#### WHAT IS REQUIRED:
Pick out the lines below that contain the string "масса" and copy them all.

-- start INFORMATION SHOWN --

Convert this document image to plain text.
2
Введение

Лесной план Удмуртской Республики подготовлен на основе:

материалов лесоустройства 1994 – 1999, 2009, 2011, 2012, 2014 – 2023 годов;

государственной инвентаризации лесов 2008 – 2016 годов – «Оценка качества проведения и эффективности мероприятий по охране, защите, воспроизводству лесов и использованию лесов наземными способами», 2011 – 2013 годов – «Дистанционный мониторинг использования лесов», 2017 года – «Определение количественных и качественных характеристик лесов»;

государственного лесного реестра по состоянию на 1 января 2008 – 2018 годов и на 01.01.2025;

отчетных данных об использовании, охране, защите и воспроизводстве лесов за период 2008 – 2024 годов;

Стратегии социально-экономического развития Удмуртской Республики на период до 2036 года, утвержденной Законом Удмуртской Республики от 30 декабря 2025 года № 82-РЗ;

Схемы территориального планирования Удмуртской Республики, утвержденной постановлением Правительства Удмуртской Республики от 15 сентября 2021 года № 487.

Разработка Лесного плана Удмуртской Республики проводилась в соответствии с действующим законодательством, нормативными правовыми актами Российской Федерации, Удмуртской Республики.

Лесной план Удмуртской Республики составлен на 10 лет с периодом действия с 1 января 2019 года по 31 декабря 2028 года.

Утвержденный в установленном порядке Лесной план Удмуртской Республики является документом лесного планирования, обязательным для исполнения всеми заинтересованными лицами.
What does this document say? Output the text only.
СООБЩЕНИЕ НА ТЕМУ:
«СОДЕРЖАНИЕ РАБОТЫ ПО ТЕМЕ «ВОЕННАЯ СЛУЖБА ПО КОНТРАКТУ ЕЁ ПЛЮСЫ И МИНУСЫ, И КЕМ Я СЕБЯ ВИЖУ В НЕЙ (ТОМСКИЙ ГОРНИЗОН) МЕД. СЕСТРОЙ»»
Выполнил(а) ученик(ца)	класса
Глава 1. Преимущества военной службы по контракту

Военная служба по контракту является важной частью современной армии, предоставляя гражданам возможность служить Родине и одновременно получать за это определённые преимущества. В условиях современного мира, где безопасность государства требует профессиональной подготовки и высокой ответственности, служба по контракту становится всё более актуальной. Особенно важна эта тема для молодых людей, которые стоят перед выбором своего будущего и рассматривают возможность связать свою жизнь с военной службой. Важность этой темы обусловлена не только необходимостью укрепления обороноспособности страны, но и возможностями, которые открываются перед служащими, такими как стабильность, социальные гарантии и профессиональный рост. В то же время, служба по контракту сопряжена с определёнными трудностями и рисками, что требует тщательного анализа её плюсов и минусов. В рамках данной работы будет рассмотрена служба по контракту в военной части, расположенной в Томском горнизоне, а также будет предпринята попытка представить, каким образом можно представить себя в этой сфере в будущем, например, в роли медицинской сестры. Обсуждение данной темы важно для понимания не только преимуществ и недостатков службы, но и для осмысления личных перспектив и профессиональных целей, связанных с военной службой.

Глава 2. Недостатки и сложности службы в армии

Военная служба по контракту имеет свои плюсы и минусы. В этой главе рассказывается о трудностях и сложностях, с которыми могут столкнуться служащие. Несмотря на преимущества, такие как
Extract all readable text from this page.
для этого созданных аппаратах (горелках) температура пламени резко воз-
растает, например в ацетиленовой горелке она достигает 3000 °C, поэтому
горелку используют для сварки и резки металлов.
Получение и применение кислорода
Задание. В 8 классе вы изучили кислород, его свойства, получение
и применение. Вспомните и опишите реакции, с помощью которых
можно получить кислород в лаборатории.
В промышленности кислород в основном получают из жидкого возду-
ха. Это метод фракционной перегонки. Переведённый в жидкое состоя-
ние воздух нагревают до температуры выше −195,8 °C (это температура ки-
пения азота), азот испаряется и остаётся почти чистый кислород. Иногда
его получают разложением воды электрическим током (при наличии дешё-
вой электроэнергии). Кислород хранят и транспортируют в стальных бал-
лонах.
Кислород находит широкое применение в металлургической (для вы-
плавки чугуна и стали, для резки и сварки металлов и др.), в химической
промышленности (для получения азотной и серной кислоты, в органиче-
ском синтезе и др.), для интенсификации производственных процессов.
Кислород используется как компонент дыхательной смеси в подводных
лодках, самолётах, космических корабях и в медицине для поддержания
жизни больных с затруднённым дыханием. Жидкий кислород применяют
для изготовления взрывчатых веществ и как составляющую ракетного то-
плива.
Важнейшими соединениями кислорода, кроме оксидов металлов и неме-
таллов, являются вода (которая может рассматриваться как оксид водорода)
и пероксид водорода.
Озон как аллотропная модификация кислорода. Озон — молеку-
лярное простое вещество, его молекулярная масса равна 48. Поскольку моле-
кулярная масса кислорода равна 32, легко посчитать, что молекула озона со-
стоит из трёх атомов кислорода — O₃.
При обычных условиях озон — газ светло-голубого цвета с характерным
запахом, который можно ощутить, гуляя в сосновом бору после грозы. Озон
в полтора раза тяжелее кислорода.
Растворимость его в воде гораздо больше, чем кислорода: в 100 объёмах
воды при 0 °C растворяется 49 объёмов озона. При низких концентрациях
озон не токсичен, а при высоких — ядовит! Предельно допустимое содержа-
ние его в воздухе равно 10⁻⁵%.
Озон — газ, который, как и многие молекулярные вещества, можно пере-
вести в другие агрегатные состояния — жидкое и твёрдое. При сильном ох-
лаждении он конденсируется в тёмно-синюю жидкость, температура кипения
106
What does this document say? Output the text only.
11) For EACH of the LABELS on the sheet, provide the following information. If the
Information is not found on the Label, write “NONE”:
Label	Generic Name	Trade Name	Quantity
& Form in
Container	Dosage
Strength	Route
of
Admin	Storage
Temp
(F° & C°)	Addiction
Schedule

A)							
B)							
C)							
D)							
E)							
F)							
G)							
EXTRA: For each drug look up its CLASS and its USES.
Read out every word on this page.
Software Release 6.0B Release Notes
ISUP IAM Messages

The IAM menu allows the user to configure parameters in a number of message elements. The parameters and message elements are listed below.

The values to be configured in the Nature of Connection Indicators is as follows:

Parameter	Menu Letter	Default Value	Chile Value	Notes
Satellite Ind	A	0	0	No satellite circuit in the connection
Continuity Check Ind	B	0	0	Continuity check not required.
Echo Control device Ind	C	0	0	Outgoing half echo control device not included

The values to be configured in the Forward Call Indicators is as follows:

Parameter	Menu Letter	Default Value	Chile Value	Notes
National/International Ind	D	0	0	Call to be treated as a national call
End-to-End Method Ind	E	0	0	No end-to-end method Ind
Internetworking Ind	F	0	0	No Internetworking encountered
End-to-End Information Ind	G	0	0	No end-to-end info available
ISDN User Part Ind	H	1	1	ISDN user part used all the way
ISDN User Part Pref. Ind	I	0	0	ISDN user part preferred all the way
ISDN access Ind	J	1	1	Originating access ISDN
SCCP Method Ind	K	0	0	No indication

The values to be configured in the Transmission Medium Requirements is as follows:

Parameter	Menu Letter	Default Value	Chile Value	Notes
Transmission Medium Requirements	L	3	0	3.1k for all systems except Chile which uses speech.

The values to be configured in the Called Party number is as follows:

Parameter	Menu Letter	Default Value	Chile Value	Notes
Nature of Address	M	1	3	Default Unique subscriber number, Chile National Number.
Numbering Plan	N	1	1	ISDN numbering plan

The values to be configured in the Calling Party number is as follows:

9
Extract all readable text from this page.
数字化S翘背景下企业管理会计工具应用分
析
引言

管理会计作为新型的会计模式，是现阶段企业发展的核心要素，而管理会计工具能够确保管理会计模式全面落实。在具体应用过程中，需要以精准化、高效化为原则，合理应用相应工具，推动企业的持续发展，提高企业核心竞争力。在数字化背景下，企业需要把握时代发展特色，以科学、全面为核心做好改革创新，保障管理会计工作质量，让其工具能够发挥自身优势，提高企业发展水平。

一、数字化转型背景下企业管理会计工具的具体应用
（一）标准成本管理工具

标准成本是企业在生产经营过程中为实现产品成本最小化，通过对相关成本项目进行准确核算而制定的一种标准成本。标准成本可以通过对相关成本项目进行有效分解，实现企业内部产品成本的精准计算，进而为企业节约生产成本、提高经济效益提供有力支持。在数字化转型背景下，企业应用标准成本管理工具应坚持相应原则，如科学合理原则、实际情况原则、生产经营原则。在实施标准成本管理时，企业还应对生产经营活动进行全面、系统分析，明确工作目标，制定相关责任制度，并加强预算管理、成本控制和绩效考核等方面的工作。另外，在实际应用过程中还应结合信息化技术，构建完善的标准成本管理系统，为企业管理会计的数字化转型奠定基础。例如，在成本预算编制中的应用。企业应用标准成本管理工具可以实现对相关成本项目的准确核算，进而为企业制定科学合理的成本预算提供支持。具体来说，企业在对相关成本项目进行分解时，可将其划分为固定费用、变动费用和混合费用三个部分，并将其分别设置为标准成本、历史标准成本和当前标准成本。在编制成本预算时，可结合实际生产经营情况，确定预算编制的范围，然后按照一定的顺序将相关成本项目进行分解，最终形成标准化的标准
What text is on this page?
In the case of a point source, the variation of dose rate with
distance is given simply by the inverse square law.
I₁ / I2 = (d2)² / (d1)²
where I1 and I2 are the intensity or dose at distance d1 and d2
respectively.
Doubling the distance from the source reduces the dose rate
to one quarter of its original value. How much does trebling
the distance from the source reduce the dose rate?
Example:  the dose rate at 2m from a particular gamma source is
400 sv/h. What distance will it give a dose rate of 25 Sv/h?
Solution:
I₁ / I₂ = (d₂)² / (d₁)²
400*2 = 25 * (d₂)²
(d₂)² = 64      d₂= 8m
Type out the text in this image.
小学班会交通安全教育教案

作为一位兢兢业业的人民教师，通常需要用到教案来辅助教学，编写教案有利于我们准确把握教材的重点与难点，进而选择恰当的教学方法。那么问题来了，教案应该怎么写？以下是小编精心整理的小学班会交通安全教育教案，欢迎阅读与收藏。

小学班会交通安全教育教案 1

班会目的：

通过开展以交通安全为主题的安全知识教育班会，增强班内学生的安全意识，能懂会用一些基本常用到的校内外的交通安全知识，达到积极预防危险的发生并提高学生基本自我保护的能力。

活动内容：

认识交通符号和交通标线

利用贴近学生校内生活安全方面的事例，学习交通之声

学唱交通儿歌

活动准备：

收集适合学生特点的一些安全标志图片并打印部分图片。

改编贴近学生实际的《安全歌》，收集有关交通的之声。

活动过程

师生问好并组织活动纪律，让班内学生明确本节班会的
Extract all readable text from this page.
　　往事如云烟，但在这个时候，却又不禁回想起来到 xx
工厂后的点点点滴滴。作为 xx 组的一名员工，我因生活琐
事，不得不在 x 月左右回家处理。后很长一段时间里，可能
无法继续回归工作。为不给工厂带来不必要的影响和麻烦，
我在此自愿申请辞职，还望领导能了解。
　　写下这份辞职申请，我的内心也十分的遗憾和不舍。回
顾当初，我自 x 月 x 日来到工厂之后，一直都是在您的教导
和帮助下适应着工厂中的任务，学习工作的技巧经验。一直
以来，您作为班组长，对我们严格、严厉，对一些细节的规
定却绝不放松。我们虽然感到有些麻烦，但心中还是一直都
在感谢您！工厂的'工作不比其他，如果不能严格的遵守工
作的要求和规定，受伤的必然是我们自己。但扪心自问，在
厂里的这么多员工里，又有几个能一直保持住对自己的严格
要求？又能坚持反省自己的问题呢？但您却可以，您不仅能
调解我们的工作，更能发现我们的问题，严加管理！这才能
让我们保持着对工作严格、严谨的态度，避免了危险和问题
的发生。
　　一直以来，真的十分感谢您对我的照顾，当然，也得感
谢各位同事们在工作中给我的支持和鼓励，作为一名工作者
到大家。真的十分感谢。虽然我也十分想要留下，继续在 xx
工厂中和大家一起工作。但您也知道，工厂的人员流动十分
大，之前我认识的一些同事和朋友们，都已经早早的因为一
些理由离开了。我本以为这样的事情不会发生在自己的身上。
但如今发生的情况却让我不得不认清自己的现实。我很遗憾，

-- end INFORMATION SHOWN --

#### WRITTEN ANSWER:
лярное простое вещество, его молекулярная масса равна 48. Поскольку моле-
кулярная масса кислорода равна 32, легко посчитать, что молекула озона со-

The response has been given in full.